**Anweisungen**
A. Fasse den Absatz der Quelle unten, der mit „Den Anfang jedoch machte eine Provokation“ beginnt, als kurze Stichpunktliste zusammen und behalte dabei seine wichtigsten Fakten bei.
B. Welches Werk von George Benjamin ist laut der Quelle unten von der Fotografie eines Gewitters über der Wüste von New Mexiko inspiriert?

___ Quelle ___

Den Anfang jedoch machte eine Provokation, krasse Negation alles Nachfolgenden. Die Rückkehr der Wirklichkeit
The Return of the Real propagiert der in Schweden lebende Komponist Dror Feiler: die
perfekten Klänge und Strukturen von traditioneller, populärer und Neuer Musik haben den Hörer
abgestumpft, in Passivität und Konformität gezwungen, einer Zirkulation der Sauberkeit
unterworfen, deren potenziellen Faschismus es aufzubrechen gilt durch eine Demokratie der
Klänge, das unreine, befleckte Geräusch. So erzitterten 50 Minuten lang die Fenster der ehrwürdigen
Sophiensäle in ihren eisernen Halterungen vom gigantischen Lärm durch Blechtonnen geschmirgelter Bohrmaschinen,
kreischender Saxophone und Maschinengewehr-Samplings. Politisierung der akustischen Umgebung, wie
Feiler meint, Authentizität oder doch nur Verdoppelung des uns täglich überschwemmenden akustischen
Unrats, trotz des großherzigen Angebots von Ohrstöpseln die Veranstalter lehnten ausdrücklich
die Haftung für Hörschäden ab reine akustische Gewalt? Die Alternative dazu muss ja nicht
unbedingt die Hochglanz-Sinfonik eines George Benjamin sein, die zum Festival-Abschluss ebenfalls heftig beklatscht
wurde. Für die Qualität seines Gesamtwerks handwerkliches Können, glänzende Instrumentation,
Vielseitigkeit auch als Dirigent und Pianist verlieh das Deutsche Sinfonie-Orchester Berlin dem 40-jährigen
Briten den neu geschaffenen Arnold-Schönberg-Preis. Ein von diesem Klangkörper brillant gespieltes
Werk wie Ringed by the flat Horizon, von der dramatischen Fotografie eines Gewitters über der
Wüste von New Mexiko inspiriert, bedient allerdings derart hemmungslos die Klang- und Bildvorstellungen
eines konservativen Publikums, dass einem nicht unbedingt der Name Schönberg dazu einfällt. Benjamins
Ausbildung bei Olivier Messiaen schärfte gewiss seinen Sinn für effektvoll ausgehörte Klangfarben,
doch das ist alles zu trivial bunt, die Flöten zu süß, die Harfen zu glitzernd Kaufhausmalerei.

___ Datenauszug ___

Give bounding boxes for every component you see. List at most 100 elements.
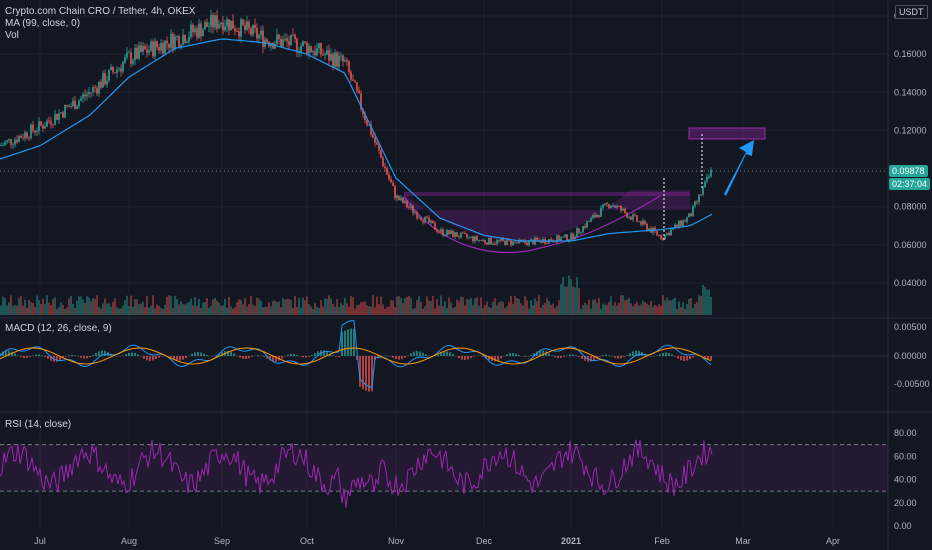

___

**Lösungen**
A.
- Zu Beginn stand das Stück „The Return of the Real“ des in Schweden lebenden Komponisten Dror Feiler.
- Feilers These: Die perfekten Klänge traditioneller, populärer und Neuer Musik machen den Hörer passiv und konform. Dem setzt er das unreine Geräusch als „Demokratie der Klänge“ entgegen.
- 50 Minuten lang ließ gewaltiger Lärm aus Bohrmaschinen, kreischenden Saxophonen und Maschinengewehr-Samplings die Fenster der Sophiensäle erzittern.
- Zum Festival-Abschluss wurde die Sinfonik von George Benjamin heftig beklatscht.
- Das Deutsche Sinfonie-Orchester Berlin verlieh dem 40-jährigen Briten für sein Gesamtwerk den neu geschaffenen Arnold-Schönberg-Preis.
- Sein Werk „Ringed by the flat Horizon“ ist von der Fotografie eines Gewitters über der Wüste von New Mexiko inspiriert. Es bedient hemmungslos die Vorstellungen eines konservativen Publikums.
- Benjamin wurde bei Olivier Messiaen ausgebildet. Seine Musik wirkt jedoch zu trivial bunt, wie „Kaufhausmalerei“.

B. „Ringed by the flat Horizon“.